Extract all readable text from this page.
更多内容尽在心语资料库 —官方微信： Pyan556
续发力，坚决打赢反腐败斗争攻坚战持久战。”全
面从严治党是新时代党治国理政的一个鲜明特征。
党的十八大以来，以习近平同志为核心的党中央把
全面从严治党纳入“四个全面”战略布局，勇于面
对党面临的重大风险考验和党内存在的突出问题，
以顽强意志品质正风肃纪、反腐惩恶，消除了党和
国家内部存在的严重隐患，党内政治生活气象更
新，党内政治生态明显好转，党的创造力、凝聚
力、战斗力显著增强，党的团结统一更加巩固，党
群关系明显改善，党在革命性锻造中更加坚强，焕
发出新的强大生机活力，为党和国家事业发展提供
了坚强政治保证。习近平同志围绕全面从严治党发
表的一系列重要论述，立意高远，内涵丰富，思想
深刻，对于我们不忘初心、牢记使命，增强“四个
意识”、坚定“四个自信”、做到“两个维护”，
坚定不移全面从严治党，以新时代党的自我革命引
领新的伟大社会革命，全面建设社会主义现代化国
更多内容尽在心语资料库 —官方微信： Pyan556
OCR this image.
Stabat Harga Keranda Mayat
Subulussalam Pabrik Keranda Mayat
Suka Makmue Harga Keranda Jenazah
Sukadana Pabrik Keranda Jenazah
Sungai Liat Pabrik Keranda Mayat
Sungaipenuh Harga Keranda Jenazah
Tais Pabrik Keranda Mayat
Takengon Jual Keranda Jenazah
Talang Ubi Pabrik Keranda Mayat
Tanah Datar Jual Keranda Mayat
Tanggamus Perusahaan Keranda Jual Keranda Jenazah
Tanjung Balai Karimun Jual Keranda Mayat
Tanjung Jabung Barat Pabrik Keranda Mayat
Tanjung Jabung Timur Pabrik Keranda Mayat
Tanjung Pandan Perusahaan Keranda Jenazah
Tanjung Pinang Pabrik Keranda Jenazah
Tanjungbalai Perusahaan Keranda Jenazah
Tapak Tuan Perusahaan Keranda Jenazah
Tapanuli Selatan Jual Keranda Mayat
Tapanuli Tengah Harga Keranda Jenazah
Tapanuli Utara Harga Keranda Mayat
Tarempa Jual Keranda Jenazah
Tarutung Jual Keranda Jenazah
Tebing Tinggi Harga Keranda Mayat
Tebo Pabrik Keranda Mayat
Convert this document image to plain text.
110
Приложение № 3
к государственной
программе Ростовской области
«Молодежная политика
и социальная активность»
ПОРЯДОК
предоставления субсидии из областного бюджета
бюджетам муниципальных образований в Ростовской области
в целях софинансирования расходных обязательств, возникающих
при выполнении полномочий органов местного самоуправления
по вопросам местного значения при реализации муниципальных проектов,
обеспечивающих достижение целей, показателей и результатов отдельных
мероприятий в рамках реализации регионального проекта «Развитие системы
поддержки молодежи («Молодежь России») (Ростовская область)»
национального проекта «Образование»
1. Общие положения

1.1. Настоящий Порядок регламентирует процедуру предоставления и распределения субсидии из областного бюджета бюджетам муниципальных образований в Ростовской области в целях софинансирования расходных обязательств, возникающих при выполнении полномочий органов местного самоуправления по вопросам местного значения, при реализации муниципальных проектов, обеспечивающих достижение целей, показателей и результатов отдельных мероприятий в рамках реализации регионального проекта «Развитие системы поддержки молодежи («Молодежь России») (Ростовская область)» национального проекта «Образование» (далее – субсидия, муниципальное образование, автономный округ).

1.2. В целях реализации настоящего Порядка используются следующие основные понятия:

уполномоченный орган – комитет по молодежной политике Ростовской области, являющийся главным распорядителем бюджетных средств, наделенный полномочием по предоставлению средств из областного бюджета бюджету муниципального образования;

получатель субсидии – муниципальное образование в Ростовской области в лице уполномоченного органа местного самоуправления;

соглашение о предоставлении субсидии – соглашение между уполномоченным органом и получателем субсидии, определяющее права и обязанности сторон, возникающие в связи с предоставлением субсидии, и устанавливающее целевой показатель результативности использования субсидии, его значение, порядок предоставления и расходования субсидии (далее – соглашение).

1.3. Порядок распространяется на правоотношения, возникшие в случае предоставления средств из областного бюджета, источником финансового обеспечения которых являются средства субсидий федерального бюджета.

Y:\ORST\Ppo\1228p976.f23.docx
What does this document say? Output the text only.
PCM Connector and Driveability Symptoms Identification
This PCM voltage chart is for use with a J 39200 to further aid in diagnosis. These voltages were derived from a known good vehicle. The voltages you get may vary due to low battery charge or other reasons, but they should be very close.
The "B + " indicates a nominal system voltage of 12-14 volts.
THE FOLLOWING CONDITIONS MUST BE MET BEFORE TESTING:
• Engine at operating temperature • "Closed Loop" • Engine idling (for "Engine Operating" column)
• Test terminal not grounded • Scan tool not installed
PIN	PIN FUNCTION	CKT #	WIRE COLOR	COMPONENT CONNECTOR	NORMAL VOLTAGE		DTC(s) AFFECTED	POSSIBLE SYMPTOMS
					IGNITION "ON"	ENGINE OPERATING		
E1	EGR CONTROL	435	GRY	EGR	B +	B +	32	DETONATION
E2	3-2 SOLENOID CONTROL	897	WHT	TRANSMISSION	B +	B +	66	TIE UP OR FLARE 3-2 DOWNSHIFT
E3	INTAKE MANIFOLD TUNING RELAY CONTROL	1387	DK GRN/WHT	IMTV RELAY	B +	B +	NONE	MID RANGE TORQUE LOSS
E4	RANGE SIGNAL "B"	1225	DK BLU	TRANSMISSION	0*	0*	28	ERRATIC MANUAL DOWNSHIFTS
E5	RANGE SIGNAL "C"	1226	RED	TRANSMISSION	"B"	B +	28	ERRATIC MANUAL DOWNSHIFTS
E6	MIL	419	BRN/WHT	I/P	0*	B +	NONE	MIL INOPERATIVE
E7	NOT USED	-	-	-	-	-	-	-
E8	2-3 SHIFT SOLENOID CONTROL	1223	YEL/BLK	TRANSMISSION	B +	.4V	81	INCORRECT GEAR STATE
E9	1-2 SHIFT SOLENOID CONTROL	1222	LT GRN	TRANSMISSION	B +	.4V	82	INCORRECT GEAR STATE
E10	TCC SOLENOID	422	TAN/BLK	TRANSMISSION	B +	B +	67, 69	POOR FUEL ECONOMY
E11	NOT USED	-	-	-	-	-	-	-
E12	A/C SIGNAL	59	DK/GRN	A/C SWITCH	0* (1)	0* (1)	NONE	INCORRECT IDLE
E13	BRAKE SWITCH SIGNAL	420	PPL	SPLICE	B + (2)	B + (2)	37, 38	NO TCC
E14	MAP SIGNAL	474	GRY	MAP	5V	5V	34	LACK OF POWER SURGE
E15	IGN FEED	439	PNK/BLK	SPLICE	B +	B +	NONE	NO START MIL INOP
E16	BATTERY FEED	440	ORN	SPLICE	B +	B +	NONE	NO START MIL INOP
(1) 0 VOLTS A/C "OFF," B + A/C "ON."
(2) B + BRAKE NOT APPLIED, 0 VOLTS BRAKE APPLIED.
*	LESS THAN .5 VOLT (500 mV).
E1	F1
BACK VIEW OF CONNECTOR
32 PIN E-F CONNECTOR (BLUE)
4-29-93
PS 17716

— WRITTEN REQUEST —
Identify all lines where the word "мероприятий" shows up. Copy them.

— REPLY TO THE TASK —
мероприятий в рамках реализации регионального проекта «Развитие системы
1.1. Настоящий Порядок регламентирует процедуру предоставления и распределения субсидии из областного бюджета бюджетам муниципальных образований в Ростовской области в целях софинансирования расходных обязательств, возникающих при выполнении полномочий органов местного самоуправления по вопросам местного значения, при реализации муниципальных проектов, обеспечивающих достижение целей, показателей и результатов отдельных мероприятий в рамках реализации регионального проекта «Развитие системы поддержки молодежи («Молодежь России») (Ростовская область)» национального проекта «Образование» (далее – субсидия, муниципальное образование, автономный округ).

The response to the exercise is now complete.